**TASK**
Print the listing below in its entirety, character for character.

Dataset rows
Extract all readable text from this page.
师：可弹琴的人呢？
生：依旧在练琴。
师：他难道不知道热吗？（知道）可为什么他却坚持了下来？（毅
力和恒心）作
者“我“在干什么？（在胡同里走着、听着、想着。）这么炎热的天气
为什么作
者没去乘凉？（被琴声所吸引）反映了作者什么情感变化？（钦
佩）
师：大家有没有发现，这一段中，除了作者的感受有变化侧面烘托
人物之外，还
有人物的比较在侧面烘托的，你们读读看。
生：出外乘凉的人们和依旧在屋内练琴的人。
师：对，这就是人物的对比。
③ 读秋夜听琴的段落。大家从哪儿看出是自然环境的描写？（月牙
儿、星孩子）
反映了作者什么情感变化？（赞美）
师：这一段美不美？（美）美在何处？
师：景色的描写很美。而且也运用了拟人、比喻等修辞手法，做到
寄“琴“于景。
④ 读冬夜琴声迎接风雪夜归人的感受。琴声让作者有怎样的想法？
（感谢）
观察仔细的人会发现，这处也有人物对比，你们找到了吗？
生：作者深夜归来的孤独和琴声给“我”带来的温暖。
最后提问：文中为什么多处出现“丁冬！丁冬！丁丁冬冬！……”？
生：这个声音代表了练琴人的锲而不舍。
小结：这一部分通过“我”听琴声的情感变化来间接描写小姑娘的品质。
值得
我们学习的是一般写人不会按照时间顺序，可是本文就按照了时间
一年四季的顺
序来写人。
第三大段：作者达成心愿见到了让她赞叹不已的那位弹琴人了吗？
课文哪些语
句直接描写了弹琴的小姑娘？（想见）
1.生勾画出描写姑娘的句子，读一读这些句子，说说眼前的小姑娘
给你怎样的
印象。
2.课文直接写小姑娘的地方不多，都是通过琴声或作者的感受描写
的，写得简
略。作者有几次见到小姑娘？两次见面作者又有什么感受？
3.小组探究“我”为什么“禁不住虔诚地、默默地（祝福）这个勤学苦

**THE OUTPUT**
Extract all readable text from this page.
师：可弹琴的人呢？
生：依旧在练琴。
师：他难道不知道热吗？（知道）可为什么他却坚持了下来？（毅
力和恒心）作
者“我“在干什么？（在胡同里走着、听着、想着。）这么炎热的天气
为什么作
者没去乘凉？（被琴声所吸引）反映了作者什么情感变化？（钦
佩）
师：大家有没有发现，这一段中，除了作者的感受有变化侧面烘托
人物之外，还
有人物的比较在侧面烘托的，你们读读看。
生：出外乘凉的人们和依旧在屋内练琴的人。
师：对，这就是人物的对比。
③ 读秋夜听琴的段落。大家从哪儿看出是自然环境的描写？（月牙
儿、星孩子）
反映了作者什么情感变化？（赞美）
师：这一段美不美？（美）美在何处？
师：景色的描写很美。而且也运用了拟人、比喻等修辞手法，做到
寄“琴“于景。
④ 读冬夜琴声迎接风雪夜归人的感受。琴声让作者有怎样的想法？
（感谢）
观察仔细的人会发现，这处也有人物对比，你们找到了吗？
生：作者深夜归来的孤独和琴声给“我”带来的温暖。
最后提问：文中为什么多处出现“丁冬！丁冬！丁丁冬冬！……”？
生：这个声音代表了练琴人的锲而不舍。
小结：这一部分通过“我”听琴声的情感变化来间接描写小姑娘的品质。
值得
我们学习的是一般写人不会按照时间顺序，可是本文就按照了时间
一年四季的顺
序来写人。
第三大段：作者达成心愿见到了让她赞叹不已的那位弹琴人了吗？
课文哪些语
句直接描写了弹琴的小姑娘？（想见）
1.生勾画出描写姑娘的句子，读一读这些句子，说说眼前的小姑娘
给你怎样的
印象。
2.课文直接写小姑娘的地方不多，都是通过琴声或作者的感受描写
的，写得简
略。作者有几次见到小姑娘？两次见面作者又有什么感受？
3.小组探究“我”为什么“禁不住虔诚地、默默地（祝福）这个勤学苦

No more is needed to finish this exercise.